_What you need to do_.
Every record below is to be retyped exactly.

*****

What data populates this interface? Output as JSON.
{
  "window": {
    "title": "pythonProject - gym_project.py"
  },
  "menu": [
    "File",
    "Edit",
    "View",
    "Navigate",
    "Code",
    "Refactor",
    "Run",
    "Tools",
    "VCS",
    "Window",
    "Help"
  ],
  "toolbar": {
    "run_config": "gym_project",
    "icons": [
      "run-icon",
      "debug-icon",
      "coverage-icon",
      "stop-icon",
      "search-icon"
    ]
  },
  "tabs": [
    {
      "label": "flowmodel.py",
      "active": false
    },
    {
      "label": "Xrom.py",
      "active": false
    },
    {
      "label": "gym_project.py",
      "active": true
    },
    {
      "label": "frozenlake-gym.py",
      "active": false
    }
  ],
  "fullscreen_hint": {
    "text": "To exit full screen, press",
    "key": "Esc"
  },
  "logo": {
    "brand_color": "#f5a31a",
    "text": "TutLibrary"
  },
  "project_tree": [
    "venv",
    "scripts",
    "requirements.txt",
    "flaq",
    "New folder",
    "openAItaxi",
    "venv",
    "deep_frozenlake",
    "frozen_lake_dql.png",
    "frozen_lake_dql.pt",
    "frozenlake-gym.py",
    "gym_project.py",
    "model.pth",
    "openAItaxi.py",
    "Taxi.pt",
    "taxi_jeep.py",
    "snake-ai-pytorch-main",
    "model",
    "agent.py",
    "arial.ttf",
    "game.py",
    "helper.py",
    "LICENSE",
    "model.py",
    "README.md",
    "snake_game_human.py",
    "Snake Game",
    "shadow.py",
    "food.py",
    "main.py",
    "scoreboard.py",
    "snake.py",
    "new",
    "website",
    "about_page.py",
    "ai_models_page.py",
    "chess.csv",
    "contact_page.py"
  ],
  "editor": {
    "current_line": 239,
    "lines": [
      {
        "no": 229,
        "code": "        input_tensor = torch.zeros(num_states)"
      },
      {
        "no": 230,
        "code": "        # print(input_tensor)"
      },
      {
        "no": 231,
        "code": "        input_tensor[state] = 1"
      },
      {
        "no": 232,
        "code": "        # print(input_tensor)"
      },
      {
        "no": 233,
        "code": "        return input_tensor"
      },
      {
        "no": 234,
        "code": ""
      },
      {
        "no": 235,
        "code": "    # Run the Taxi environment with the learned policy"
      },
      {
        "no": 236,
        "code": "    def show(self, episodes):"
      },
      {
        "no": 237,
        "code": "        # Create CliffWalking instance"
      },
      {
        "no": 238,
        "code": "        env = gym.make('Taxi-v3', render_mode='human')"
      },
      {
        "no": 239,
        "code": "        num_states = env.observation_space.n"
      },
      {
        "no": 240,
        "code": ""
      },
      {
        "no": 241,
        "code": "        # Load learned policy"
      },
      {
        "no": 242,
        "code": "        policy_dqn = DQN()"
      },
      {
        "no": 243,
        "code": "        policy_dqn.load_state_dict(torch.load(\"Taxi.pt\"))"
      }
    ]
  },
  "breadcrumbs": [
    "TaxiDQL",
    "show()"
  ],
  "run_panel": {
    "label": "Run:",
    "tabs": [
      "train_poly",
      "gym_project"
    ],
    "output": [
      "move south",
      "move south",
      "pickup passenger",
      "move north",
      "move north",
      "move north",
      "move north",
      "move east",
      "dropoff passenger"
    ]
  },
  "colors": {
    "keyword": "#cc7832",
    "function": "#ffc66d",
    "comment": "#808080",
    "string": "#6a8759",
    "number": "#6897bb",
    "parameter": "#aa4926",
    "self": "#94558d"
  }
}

*****

_Completed exercise_.
What data populates this interface? Output as JSON.
{
  "window": {
    "title": "pythonProject - gym_project.py"
  },
  "menu": [
    "File",
    "Edit",
    "View",
    "Navigate",
    "Code",
    "Refactor",
    "Run",
    "Tools",
    "VCS",
    "Window",
    "Help"
  ],
  "toolbar": {
    "run_config": "gym_project",
    "icons": [
      "run-icon",
      "debug-icon",
      "coverage-icon",
      "stop-icon",
      "search-icon"
    ]
  },
  "tabs": [
    {
      "label": "flowmodel.py",
      "active": false
    },
    {
      "label": "Xrom.py",
      "active": false
    },
    {
      "label": "gym_project.py",
      "active": true
    },
    {
      "label": "frozenlake-gym.py",
      "active": false
    }
  ],
  "fullscreen_hint": {
    "text": "To exit full screen, press",
    "key": "Esc"
  },
  "logo": {
    "brand_color": "#f5a31a",
    "text": "TutLibrary"
  },
  "project_tree": [
    "venv",
    "scripts",
    "requirements.txt",
    "flaq",
    "New folder",
    "openAItaxi",
    "venv",
    "deep_frozenlake",
    "frozen_lake_dql.png",
    "frozen_lake_dql.pt",
    "frozenlake-gym.py",
    "gym_project.py",
    "model.pth",
    "openAItaxi.py",
    "Taxi.pt",
    "taxi_jeep.py",
    "snake-ai-pytorch-main",
    "model",
    "agent.py",
    "arial.ttf",
    "game.py",
    "helper.py",
    "LICENSE",
    "model.py",
    "README.md",
    "snake_game_human.py",
    "Snake Game",
    "shadow.py",
    "food.py",
    "main.py",
    "scoreboard.py",
    "snake.py",
    "new",
    "website",
    "about_page.py",
    "ai_models_page.py",
    "chess.csv",
    "contact_page.py"
  ],
  "editor": {
    "current_line": 239,
    "lines": [
      {
        "no": 229,
        "code": "        input_tensor = torch.zeros(num_states)"
      },
      {
        "no": 230,
        "code": "        # print(input_tensor)"
      },
      {
        "no": 231,
        "code": "        input_tensor[state] = 1"
      },
      {
        "no": 232,
        "code": "        # print(input_tensor)"
      },
      {
        "no": 233,
        "code": "        return input_tensor"
      },
      {
        "no": 234,
        "code": ""
      },
      {
        "no": 235,
        "code": "    # Run the Taxi environment with the learned policy"
      },
      {
        "no": 236,
        "code": "    def show(self, episodes):"
      },
      {
        "no": 237,
        "code": "        # Create CliffWalking instance"
      },
      {
        "no": 238,
        "code": "        env = gym.make('Taxi-v3', render_mode='human')"
      },
      {
        "no": 239,
        "code": "        num_states = env.observation_space.n"
      },
      {
        "no": 240,
        "code": ""
      },
      {
        "no": 241,
        "code": "        # Load learned policy"
      },
      {
        "no": 242,
        "code": "        policy_dqn = DQN()"
      },
      {
        "no": 243,
        "code": "        policy_dqn.load_state_dict(torch.load(\"Taxi.pt\"))"
      }
    ]
  },
  "breadcrumbs": [
    "TaxiDQL",
    "show()"
  ],
  "run_panel": {
    "label": "Run:",
    "tabs": [
      "train_poly",
      "gym_project"
    ],
    "output": [
      "move south",
      "move south",
      "pickup passenger",
      "move north",
      "move north",
      "move north",
      "move north",
      "move east",
      "dropoff passenger"
    ]
  },
  "colors": {
    "keyword": "#cc7832",
    "function": "#ffc66d",
    "comment": "#808080",
    "string": "#6a8759",
    "number": "#6897bb",
    "parameter": "#aa4926",
    "self": "#94558d"
  }
}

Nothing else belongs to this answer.